Short problem: Without skipping anything, write out each record below exactly.

========================

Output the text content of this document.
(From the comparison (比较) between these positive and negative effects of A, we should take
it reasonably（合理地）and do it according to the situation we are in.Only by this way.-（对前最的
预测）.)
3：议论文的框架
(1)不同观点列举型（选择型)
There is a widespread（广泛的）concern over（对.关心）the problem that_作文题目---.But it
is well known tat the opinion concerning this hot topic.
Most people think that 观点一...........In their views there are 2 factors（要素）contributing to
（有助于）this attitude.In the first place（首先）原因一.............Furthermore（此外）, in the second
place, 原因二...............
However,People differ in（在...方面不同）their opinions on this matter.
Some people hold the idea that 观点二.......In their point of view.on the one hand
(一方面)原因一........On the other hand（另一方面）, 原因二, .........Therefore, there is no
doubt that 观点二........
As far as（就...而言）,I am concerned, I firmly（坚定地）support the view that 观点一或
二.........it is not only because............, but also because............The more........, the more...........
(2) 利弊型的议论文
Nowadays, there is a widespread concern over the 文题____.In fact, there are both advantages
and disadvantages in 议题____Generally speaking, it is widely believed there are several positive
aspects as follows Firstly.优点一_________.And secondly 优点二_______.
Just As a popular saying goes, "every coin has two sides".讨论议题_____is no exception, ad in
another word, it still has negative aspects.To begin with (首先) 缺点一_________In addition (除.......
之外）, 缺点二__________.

========================

Task response:
Output the text content of this document.
(From the comparison (比较) between these positive and negative effects of A, we should take
it reasonably（合理地）and do it according to the situation we are in.Only by this way.-（对前最的
预测）.)
3：议论文的框架
(1)不同观点列举型（选择型)
There is a widespread（广泛的）concern over（对.关心）the problem that_作文题目---.But it
is well known tat the opinion concerning this hot topic.
Most people think that 观点一...........In their views there are 2 factors（要素）contributing to
（有助于）this attitude.In the first place（首先）原因一.............Furthermore（此外）, in the second
place, 原因二...............
However,People differ in（在...方面不同）their opinions on this matter.
Some people hold the idea that 观点二.......In their point of view.on the one hand
(一方面)原因一........On the other hand（另一方面）, 原因二, .........Therefore, there is no
doubt that 观点二........
As far as（就...而言）,I am concerned, I firmly（坚定地）support the view that 观点一或
二.........it is not only because............, but also because............The more........, the more...........
(2) 利弊型的议论文
Nowadays, there is a widespread concern over the 文题____.In fact, there are both advantages
and disadvantages in 议题____Generally speaking, it is widely believed there are several positive
aspects as follows Firstly.优点一_________.And secondly 优点二_______.
Just As a popular saying goes, "every coin has two sides".讨论议题_____is no exception, ad in
another word, it still has negative aspects.To begin with (首先) 缺点一_________In addition (除.......
之外）, 缺点二__________.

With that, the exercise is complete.